Recorded information –
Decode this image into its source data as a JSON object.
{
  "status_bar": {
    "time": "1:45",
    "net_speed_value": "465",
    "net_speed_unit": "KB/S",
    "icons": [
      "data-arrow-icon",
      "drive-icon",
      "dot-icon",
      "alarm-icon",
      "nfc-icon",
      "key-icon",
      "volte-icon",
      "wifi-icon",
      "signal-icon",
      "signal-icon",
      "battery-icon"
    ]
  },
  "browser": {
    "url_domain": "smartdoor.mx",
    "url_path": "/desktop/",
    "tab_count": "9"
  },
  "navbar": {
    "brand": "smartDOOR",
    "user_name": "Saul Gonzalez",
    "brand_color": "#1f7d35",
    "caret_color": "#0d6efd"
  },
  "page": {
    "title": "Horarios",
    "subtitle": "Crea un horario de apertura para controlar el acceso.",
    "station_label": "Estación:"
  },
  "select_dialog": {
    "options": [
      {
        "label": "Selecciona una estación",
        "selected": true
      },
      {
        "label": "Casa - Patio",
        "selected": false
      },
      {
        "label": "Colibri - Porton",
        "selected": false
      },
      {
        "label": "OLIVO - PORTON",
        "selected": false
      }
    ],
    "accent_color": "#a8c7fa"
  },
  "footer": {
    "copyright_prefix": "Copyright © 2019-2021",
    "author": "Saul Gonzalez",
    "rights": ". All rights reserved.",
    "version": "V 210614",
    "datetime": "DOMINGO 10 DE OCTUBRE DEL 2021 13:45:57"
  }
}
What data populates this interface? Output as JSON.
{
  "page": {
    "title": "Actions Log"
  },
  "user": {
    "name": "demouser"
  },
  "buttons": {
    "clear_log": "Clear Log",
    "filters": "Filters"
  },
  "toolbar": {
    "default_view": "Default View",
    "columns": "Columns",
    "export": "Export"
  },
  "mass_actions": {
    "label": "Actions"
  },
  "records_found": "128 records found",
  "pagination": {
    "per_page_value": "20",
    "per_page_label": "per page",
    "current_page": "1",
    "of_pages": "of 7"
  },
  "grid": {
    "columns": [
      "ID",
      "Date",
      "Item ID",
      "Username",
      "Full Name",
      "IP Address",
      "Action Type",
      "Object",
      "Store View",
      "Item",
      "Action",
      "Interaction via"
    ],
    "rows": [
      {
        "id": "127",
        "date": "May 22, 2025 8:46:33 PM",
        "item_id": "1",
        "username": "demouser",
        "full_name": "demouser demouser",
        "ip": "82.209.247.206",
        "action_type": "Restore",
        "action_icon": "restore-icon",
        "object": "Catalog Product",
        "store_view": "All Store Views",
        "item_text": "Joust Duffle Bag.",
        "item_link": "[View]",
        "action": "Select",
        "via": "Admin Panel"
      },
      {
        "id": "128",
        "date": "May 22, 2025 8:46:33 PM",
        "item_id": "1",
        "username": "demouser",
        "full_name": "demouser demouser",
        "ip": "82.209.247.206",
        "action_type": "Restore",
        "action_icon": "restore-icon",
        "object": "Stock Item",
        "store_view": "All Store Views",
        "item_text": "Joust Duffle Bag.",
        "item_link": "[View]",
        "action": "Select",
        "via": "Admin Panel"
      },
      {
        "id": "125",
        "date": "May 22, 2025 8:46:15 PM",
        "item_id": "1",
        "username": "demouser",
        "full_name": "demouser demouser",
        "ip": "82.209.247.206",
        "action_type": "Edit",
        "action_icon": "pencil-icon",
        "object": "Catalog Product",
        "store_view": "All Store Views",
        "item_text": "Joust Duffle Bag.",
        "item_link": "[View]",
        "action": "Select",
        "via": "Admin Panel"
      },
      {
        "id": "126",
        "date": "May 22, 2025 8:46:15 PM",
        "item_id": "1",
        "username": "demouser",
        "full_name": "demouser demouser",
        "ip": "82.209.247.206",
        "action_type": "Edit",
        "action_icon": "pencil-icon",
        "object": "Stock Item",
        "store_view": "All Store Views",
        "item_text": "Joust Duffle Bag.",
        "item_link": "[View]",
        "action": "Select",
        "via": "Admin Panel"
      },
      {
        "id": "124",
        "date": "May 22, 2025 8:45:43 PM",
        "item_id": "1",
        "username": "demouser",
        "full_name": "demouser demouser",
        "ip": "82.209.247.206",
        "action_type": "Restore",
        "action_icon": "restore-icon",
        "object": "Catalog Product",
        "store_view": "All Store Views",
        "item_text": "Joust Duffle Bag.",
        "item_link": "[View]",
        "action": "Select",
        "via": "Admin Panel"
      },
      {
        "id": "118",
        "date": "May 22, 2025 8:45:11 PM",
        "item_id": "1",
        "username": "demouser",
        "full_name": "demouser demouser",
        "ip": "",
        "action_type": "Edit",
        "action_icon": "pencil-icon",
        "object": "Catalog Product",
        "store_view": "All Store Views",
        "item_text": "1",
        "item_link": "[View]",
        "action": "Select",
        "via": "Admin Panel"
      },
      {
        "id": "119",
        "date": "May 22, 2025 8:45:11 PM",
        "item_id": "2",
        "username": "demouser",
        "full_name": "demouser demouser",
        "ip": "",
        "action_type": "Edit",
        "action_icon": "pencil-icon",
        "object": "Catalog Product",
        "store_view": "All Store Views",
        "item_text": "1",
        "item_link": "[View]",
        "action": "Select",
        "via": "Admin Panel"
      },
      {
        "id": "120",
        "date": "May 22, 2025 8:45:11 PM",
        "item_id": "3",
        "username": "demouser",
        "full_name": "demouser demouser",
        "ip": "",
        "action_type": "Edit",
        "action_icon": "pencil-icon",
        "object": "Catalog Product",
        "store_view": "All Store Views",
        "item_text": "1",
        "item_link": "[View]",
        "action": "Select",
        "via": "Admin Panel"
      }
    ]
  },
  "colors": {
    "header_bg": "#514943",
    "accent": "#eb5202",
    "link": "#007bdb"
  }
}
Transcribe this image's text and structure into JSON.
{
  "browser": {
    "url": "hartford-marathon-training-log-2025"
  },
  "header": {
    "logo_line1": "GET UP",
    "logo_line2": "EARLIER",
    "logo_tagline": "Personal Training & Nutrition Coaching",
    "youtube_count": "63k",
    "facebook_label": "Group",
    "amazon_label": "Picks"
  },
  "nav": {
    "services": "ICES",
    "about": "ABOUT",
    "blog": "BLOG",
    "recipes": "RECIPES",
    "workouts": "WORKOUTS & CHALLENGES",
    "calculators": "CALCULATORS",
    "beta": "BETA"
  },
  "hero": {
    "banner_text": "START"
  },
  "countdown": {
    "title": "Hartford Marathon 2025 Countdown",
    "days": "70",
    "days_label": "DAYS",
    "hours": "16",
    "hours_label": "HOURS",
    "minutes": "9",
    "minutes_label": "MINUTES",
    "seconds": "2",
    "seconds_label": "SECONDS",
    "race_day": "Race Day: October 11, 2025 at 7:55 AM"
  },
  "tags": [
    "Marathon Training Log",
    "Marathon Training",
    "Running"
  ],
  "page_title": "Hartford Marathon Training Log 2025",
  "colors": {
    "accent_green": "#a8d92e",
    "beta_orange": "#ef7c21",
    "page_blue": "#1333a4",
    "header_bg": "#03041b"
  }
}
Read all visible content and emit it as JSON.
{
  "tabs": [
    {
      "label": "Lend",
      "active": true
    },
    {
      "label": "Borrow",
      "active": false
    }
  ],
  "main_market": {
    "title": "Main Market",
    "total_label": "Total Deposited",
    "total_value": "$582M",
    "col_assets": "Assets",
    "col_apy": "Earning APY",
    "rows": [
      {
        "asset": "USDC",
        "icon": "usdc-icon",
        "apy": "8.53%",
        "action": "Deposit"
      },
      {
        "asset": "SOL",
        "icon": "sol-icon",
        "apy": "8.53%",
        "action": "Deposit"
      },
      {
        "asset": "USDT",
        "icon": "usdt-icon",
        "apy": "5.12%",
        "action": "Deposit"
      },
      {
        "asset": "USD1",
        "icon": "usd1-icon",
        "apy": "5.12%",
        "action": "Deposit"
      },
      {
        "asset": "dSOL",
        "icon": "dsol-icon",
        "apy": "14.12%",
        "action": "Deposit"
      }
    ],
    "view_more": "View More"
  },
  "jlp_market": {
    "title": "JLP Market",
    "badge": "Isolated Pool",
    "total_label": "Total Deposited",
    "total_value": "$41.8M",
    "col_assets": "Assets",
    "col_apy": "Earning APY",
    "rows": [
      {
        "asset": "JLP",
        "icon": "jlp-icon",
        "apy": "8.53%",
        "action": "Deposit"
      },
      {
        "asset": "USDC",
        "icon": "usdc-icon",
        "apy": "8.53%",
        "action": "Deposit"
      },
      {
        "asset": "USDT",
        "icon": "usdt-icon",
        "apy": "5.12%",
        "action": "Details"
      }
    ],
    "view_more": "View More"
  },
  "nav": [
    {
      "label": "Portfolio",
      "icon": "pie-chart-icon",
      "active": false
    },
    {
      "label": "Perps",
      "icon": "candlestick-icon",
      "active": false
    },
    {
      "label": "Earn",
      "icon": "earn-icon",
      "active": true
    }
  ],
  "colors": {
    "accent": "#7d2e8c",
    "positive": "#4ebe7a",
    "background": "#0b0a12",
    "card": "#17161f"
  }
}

What you will do –
Respond with nothing but the number of lines in the entries that contain the string "Saul".

Exercise answer –
2